** Task description **
Leaving the pictures aside, transcribe every line below exactly.

Dataset excerpt
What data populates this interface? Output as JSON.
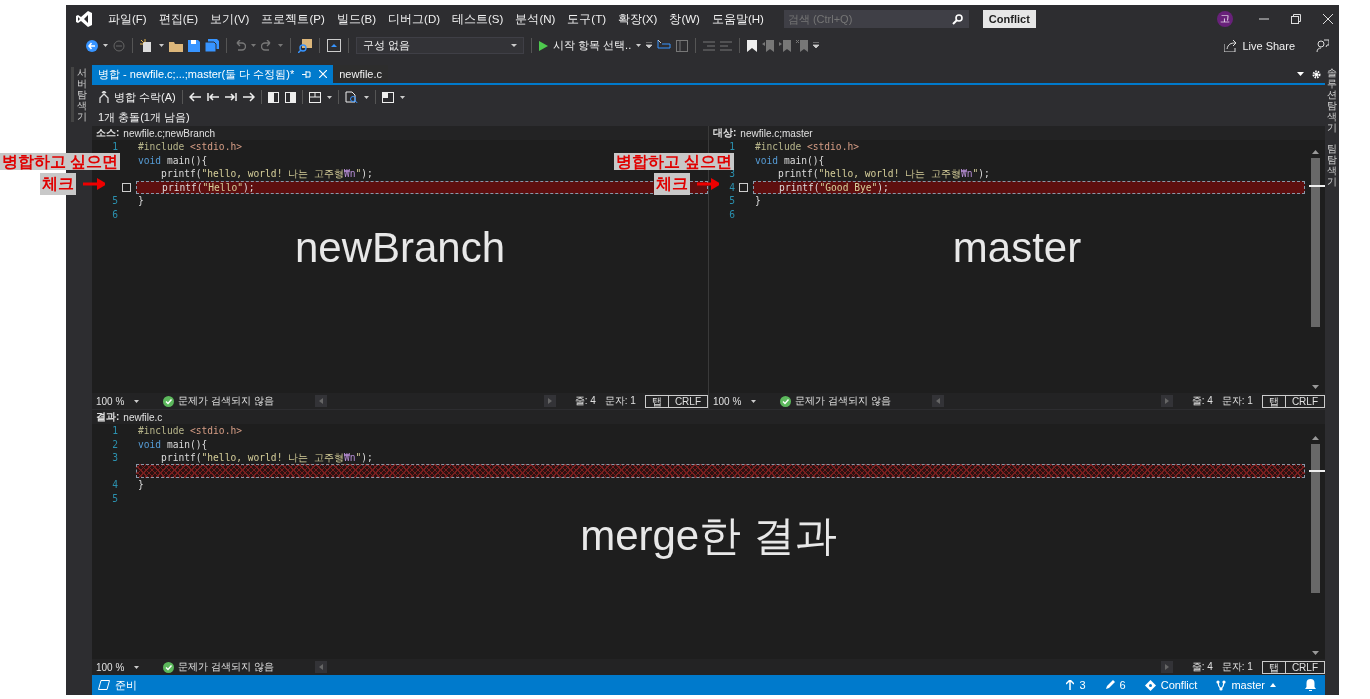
{
  "title_bar": {
    "menu": [
      "파일(F)",
      "편집(E)",
      "보기(V)",
      "프로젝트(P)",
      "빌드(B)",
      "디버그(D)",
      "테스트(S)",
      "분석(N)",
      "도구(T)",
      "확장(X)",
      "창(W)",
      "도움말(H)"
    ],
    "search": {
      "placeholder": "검색 (Ctrl+Q)"
    },
    "solution_badge": "Conflict",
    "avatar": "고"
  },
  "toolbar": {
    "configuration": "구성 없음",
    "start_item": "시작 항목 선택..",
    "live_share": "Live Share"
  },
  "side_tabs_left": [
    "서버 탐색기"
  ],
  "side_tabs_right": [
    "솔루션 탐색기",
    "팀 탐색기"
  ],
  "doc_tabs": [
    {
      "label": "병합 - newfile.c;...;master(둘 다 수정됨)*",
      "selected": true
    },
    {
      "label": "newfile.c",
      "selected": false
    }
  ],
  "merge_toolbar": {
    "accept": "병합 수락(A)"
  },
  "conflict_summary": "1개 충돌(1개 남음)",
  "panes": [
    {
      "label": "소스:",
      "file": "newfile.c;newBranch",
      "overlay_label": "newBranch",
      "scrollbar": false,
      "lines": [
        {
          "kind": "code",
          "number": "1",
          "tokens": [
            {
              "text": "#include ",
              "kind": "preproc"
            },
            {
              "text": "<stdio.h>",
              "kind": "header"
            }
          ]
        },
        {
          "kind": "code",
          "tokens": [
            {
              "text": "void",
              "kind": "keyword"
            },
            {
              "text": " main(){",
              "kind": "plain"
            }
          ]
        },
        {
          "kind": "code",
          "tokens": [
            {
              "text": "    printf(",
              "kind": "plain"
            },
            {
              "text": "\"hello, world! 나는 고주형",
              "kind": "string"
            },
            {
              "text": "₩n",
              "kind": "escape"
            },
            {
              "text": "\"",
              "kind": "string"
            },
            {
              "text": ");",
              "kind": "plain"
            }
          ]
        },
        {
          "kind": "conflict",
          "checked": false,
          "tokens": [
            {
              "text": "    printf(",
              "kind": "plain"
            },
            {
              "text": "\"Hello\"",
              "kind": "string"
            },
            {
              "text": ");",
              "kind": "plain"
            }
          ]
        },
        {
          "kind": "code",
          "number": "5",
          "tokens": [
            {
              "text": "}",
              "kind": "plain"
            }
          ]
        },
        {
          "kind": "code",
          "number": "6"
        }
      ],
      "status": {
        "zoom": "100 %",
        "issues": "문제가 검색되지 않음",
        "line": "줄: 4",
        "column": "문자: 1",
        "indent": "탭",
        "eol": "CRLF"
      }
    },
    {
      "label": "대상:",
      "file": "newfile.c;master",
      "overlay_label": "master",
      "scrollbar": true,
      "lines": [
        {
          "kind": "code",
          "number": "1",
          "tokens": [
            {
              "text": "#include ",
              "kind": "preproc"
            },
            {
              "text": "<stdio.h>",
              "kind": "header"
            }
          ]
        },
        {
          "kind": "code",
          "tokens": [
            {
              "text": "void",
              "kind": "keyword"
            },
            {
              "text": " main(){",
              "kind": "plain"
            }
          ]
        },
        {
          "kind": "code",
          "number": "3",
          "tokens": [
            {
              "text": "    printf(",
              "kind": "plain"
            },
            {
              "text": "\"hello, world! 나는 고주형",
              "kind": "string"
            },
            {
              "text": "₩n",
              "kind": "escape"
            },
            {
              "text": "\"",
              "kind": "string"
            },
            {
              "text": ");",
              "kind": "plain"
            }
          ]
        },
        {
          "kind": "conflict",
          "number": "4",
          "checked": false,
          "tokens": [
            {
              "text": "    printf(",
              "kind": "plain"
            },
            {
              "text": "\"Good Bye\"",
              "kind": "string"
            },
            {
              "text": ");",
              "kind": "plain"
            }
          ]
        },
        {
          "kind": "code",
          "number": "5",
          "tokens": [
            {
              "text": "}",
              "kind": "plain"
            }
          ]
        },
        {
          "kind": "code",
          "number": "6"
        }
      ],
      "status": {
        "zoom": "100 %",
        "issues": "문제가 검색되지 않음",
        "line": "줄: 4",
        "column": "문자: 1",
        "indent": "탭",
        "eol": "CRLF"
      }
    }
  ],
  "result": {
    "label": "결과:",
    "file": "newfile.c",
    "overlay_label": "merge한 결과",
    "scrollbar": true,
    "lines": [
      {
        "kind": "code",
        "number": "1",
        "tokens": [
          {
            "text": "#include ",
            "kind": "preproc"
          },
          {
            "text": "<stdio.h>",
            "kind": "header"
          }
        ]
      },
      {
        "kind": "code",
        "number": "2",
        "tokens": [
          {
            "text": "void",
            "kind": "keyword"
          },
          {
            "text": " main(){",
            "kind": "plain"
          }
        ]
      },
      {
        "kind": "code",
        "number": "3",
        "tokens": [
          {
            "text": "    printf(",
            "kind": "plain"
          },
          {
            "text": "\"hello, world! 나는 고주형",
            "kind": "string"
          },
          {
            "text": "₩n",
            "kind": "escape"
          },
          {
            "text": "\"",
            "kind": "string"
          },
          {
            "text": ");",
            "kind": "plain"
          }
        ]
      },
      {
        "kind": "placeholder"
      },
      {
        "kind": "code",
        "number": "4",
        "tokens": [
          {
            "text": "}",
            "kind": "plain"
          }
        ]
      },
      {
        "kind": "code",
        "number": "5"
      }
    ],
    "status": {
      "zoom": "100 %",
      "issues": "문제가 검색되지 않음",
      "line": "줄: 4",
      "column": "문자: 1",
      "indent": "탭",
      "eol": "CRLF"
    }
  },
  "callouts": [
    {
      "lines": [
        "병합하고 싶으면",
        "체크"
      ]
    },
    {
      "lines": [
        "병합하고 싶으면",
        "체크"
      ]
    }
  ],
  "status_bar": {
    "text": "준비",
    "outgoing": "3",
    "changes": "6",
    "repository": "Conflict",
    "branch": "master"
  }
}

** Result for this exercise **
What data populates this interface? Output as JSON.
{
  "title_bar": {
    "menu": [
      "파일(F)",
      "편집(E)",
      "보기(V)",
      "프로젝트(P)",
      "빌드(B)",
      "디버그(D)",
      "테스트(S)",
      "분석(N)",
      "도구(T)",
      "확장(X)",
      "창(W)",
      "도움말(H)"
    ],
    "search": {
      "placeholder": "검색 (Ctrl+Q)"
    },
    "solution_badge": "Conflict",
    "avatar": "고"
  },
  "toolbar": {
    "configuration": "구성 없음",
    "start_item": "시작 항목 선택..",
    "live_share": "Live Share"
  },
  "side_tabs_left": [
    "서버 탐색기"
  ],
  "side_tabs_right": [
    "솔루션 탐색기",
    "팀 탐색기"
  ],
  "doc_tabs": [
    {
      "label": "병합 - newfile.c;...;master(둘 다 수정됨)*",
      "selected": true
    },
    {
      "label": "newfile.c",
      "selected": false
    }
  ],
  "merge_toolbar": {
    "accept": "병합 수락(A)"
  },
  "conflict_summary": "1개 충돌(1개 남음)",
  "panes": [
    {
      "label": "소스:",
      "file": "newfile.c;newBranch",
      "overlay_label": "newBranch",
      "scrollbar": false,
      "lines": [
        {
          "kind": "code",
          "number": "1",
          "tokens": [
            {
              "text": "#include ",
              "kind": "preproc"
            },
            {
              "text": "<stdio.h>",
              "kind": "header"
            }
          ]
        },
        {
          "kind": "code",
          "tokens": [
            {
              "text": "void",
              "kind": "keyword"
            },
            {
              "text": " main(){",
              "kind": "plain"
            }
          ]
        },
        {
          "kind": "code",
          "tokens": [
            {
              "text": "    printf(",
              "kind": "plain"
            },
            {
              "text": "\"hello, world! 나는 고주형",
              "kind": "string"
            },
            {
              "text": "₩n",
              "kind": "escape"
            },
            {
              "text": "\"",
              "kind": "string"
            },
            {
              "text": ");",
              "kind": "plain"
            }
          ]
        },
        {
          "kind": "conflict",
          "checked": false,
          "tokens": [
            {
              "text": "    printf(",
              "kind": "plain"
            },
            {
              "text": "\"Hello\"",
              "kind": "string"
            },
            {
              "text": ");",
              "kind": "plain"
            }
          ]
        },
        {
          "kind": "code",
          "number": "5",
          "tokens": [
            {
              "text": "}",
              "kind": "plain"
            }
          ]
        },
        {
          "kind": "code",
          "number": "6"
        }
      ],
      "status": {
        "zoom": "100 %",
        "issues": "문제가 검색되지 않음",
        "line": "줄: 4",
        "column": "문자: 1",
        "indent": "탭",
        "eol": "CRLF"
      }
    },
    {
      "label": "대상:",
      "file": "newfile.c;master",
      "overlay_label": "master",
      "scrollbar": true,
      "lines": [
        {
          "kind": "code",
          "number": "1",
          "tokens": [
            {
              "text": "#include ",
              "kind": "preproc"
            },
            {
              "text": "<stdio.h>",
              "kind": "header"
            }
          ]
        },
        {
          "kind": "code",
          "tokens": [
            {
              "text": "void",
              "kind": "keyword"
            },
            {
              "text": " main(){",
              "kind": "plain"
            }
          ]
        },
        {
          "kind": "code",
          "number": "3",
          "tokens": [
            {
              "text": "    printf(",
              "kind": "plain"
            },
            {
              "text": "\"hello, world! 나는 고주형",
              "kind": "string"
            },
            {
              "text": "₩n",
              "kind": "escape"
            },
            {
              "text": "\"",
              "kind": "string"
            },
            {
              "text": ");",
              "kind": "plain"
            }
          ]
        },
        {
          "kind": "conflict",
          "number": "4",
          "checked": false,
          "tokens": [
            {
              "text": "    printf(",
              "kind": "plain"
            },
            {
              "text": "\"Good Bye\"",
              "kind": "string"
            },
            {
              "text": ");",
              "kind": "plain"
            }
          ]
        },
        {
          "kind": "code",
          "number": "5",
          "tokens": [
            {
              "text": "}",
              "kind": "plain"
            }
          ]
        },
        {
          "kind": "code",
          "number": "6"
        }
      ],
      "status": {
        "zoom": "100 %",
        "issues": "문제가 검색되지 않음",
        "line": "줄: 4",
        "column": "문자: 1",
        "indent": "탭",
        "eol": "CRLF"
      }
    }
  ],
  "result": {
    "label": "결과:",
    "file": "newfile.c",
    "overlay_label": "merge한 결과",
    "scrollbar": true,
    "lines": [
      {
        "kind": "code",
        "number": "1",
        "tokens": [
          {
            "text": "#include ",
            "kind": "preproc"
          },
          {
            "text": "<stdio.h>",
            "kind": "header"
          }
        ]
      },
      {
        "kind": "code",
        "number": "2",
        "tokens": [
          {
            "text": "void",
            "kind": "keyword"
          },
          {
            "text": " main(){",
            "kind": "plain"
          }
        ]
      },
      {
        "kind": "code",
        "number": "3",
        "tokens": [
          {
            "text": "    printf(",
            "kind": "plain"
          },
          {
            "text": "\"hello, world! 나는 고주형",
            "kind": "string"
          },
          {
            "text": "₩n",
            "kind": "escape"
          },
          {
            "text": "\"",
            "kind": "string"
          },
          {
            "text": ");",
            "kind": "plain"
          }
        ]
      },
      {
        "kind": "placeholder"
      },
      {
        "kind": "code",
        "number": "4",
        "tokens": [
          {
            "text": "}",
            "kind": "plain"
          }
        ]
      },
      {
        "kind": "code",
        "number": "5"
      }
    ],
    "status": {
      "zoom": "100 %",
      "issues": "문제가 검색되지 않음",
      "line": "줄: 4",
      "column": "문자: 1",
      "indent": "탭",
      "eol": "CRLF"
    }
  },
  "callouts": [
    {
      "lines": [
        "병합하고 싶으면",
        "체크"
      ]
    },
    {
      "lines": [
        "병합하고 싶으면",
        "체크"
      ]
    }
  ],
  "status_bar": {
    "text": "준비",
    "outgoing": "3",
    "changes": "6",
    "repository": "Conflict",
    "branch": "master"
  }
}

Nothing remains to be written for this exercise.